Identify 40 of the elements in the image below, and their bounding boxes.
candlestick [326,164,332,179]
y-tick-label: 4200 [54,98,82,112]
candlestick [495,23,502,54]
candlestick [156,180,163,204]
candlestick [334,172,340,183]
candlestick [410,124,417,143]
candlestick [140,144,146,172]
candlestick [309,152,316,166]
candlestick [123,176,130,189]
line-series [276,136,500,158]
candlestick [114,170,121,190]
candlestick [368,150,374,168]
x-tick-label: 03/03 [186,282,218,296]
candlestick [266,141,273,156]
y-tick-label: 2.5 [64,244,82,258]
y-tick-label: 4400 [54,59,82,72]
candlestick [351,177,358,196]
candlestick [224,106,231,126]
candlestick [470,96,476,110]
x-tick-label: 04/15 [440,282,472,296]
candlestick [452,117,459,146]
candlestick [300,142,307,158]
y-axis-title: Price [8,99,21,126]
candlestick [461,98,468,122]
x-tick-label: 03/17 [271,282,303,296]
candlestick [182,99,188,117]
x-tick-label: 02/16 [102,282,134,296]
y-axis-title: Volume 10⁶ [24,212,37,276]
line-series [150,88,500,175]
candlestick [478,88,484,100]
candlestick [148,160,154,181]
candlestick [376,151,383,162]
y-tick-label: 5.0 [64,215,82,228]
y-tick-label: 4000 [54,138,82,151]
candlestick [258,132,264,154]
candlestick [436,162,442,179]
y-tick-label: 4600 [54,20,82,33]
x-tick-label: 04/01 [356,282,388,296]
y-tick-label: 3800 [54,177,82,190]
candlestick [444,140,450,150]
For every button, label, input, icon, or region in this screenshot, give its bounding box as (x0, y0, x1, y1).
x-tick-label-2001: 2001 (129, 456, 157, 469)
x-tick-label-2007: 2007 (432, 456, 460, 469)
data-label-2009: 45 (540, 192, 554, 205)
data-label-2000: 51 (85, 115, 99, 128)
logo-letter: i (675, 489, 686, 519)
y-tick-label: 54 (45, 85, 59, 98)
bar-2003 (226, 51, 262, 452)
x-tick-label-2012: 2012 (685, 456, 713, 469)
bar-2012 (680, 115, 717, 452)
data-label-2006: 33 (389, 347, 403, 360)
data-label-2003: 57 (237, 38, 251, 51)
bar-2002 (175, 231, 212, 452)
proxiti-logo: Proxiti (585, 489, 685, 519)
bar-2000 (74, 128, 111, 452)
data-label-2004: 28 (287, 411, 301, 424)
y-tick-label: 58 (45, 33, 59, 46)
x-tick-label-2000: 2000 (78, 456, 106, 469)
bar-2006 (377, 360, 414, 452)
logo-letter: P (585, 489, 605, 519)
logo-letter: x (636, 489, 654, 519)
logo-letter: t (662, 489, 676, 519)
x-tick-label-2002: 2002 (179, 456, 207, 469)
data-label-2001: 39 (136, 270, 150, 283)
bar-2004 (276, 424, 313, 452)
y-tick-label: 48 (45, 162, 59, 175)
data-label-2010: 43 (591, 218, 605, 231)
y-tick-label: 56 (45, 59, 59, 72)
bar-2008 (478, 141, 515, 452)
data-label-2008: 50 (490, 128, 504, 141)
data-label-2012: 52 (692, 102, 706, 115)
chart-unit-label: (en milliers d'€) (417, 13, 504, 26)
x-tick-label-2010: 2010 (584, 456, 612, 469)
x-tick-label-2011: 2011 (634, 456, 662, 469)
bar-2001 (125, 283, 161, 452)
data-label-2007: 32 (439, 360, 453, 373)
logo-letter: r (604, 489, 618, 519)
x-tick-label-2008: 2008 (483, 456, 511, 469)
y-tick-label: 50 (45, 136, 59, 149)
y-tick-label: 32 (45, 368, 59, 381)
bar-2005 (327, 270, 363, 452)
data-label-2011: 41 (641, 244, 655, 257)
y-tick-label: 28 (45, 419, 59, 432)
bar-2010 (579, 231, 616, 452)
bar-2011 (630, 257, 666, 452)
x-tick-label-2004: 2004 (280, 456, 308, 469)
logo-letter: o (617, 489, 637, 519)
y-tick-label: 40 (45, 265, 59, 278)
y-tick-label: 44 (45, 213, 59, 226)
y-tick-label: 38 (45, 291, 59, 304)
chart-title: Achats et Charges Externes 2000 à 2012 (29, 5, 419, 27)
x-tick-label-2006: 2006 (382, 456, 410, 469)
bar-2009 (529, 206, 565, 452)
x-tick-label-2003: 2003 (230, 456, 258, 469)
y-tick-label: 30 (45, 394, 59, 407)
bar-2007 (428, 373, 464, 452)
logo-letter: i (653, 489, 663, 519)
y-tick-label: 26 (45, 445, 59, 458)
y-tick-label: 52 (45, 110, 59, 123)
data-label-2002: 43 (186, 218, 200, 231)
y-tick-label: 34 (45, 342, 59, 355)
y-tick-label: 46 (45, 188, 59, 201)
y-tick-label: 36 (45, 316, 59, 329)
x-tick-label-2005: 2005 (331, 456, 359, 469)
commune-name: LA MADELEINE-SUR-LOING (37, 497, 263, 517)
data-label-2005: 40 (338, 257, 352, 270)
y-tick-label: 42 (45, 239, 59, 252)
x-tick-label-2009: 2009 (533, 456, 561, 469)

■ YOUR GOAL
Please turn the listing into a numbered list, starting at its first line and going on through the line that contains "x-tick-label-2012: 2012 (685, 456, 713, 469)", with both of those lines included. Leave out any blank lines.

■ THE ANSWER
1. Identify 40 of the elements in the image below, and their bounding boxes.
2. candlestick [326,164,332,179]
3. y-tick-label: 4200 [54,98,82,112]
4. candlestick [495,23,502,54]
5. candlestick [156,180,163,204]
6. candlestick [334,172,340,183]
7. candlestick [410,124,417,143]
8. candlestick [140,144,146,172]
9. candlestick [309,152,316,166]
10. candlestick [123,176,130,189]
11. line-series [276,136,500,158]
12. candlestick [114,170,121,190]
13. candlestick [368,150,374,168]
14. x-tick-label: 03/03 [186,282,218,296]
15. candlestick [266,141,273,156]
16. y-tick-label: 2.5 [64,244,82,258]
17. y-tick-label: 4400 [54,59,82,72]
18. candlestick [351,177,358,196]
19. candlestick [224,106,231,126]
20. candlestick [470,96,476,110]
21. x-tick-label: 04/15 [440,282,472,296]
22. candlestick [452,117,459,146]
23. candlestick [300,142,307,158]
24. y-axis-title: Price [8,99,21,126]
25. candlestick [461,98,468,122]
26. x-tick-label: 03/17 [271,282,303,296]
27. candlestick [182,99,188,117]
28. x-tick-label: 02/16 [102,282,134,296]
29. y-axis-title: Volume 10⁶ [24,212,37,276]
30. line-series [150,88,500,175]
31. candlestick [478,88,484,100]
32. candlestick [148,160,154,181]
33. candlestick [376,151,383,162]
34. y-tick-label: 5.0 [64,215,82,228]
35. y-tick-label: 4000 [54,138,82,151]
36. candlestick [258,132,264,154]
37. candlestick [436,162,442,179]
38. y-tick-label: 4600 [54,20,82,33]
39. x-tick-label: 04/01 [356,282,388,296]
40. y-tick-label: 3800 [54,177,82,190]
41. candlestick [444,140,450,150]
42. For every button, label, input, icon, or region in this screenshot, give its bounding box as (x0, y0, x1, y1).
43. x-tick-label-2001: 2001 (129, 456, 157, 469)
44. x-tick-label-2007: 2007 (432, 456, 460, 469)
45. data-label-2009: 45 (540, 192, 554, 205)
46. data-label-2000: 51 (85, 115, 99, 128)
47. logo-letter: i (675, 489, 686, 519)
48. y-tick-label: 54 (45, 85, 59, 98)
49. bar-2003 (226, 51, 262, 452)
50. x-tick-label-2012: 2012 (685, 456, 713, 469)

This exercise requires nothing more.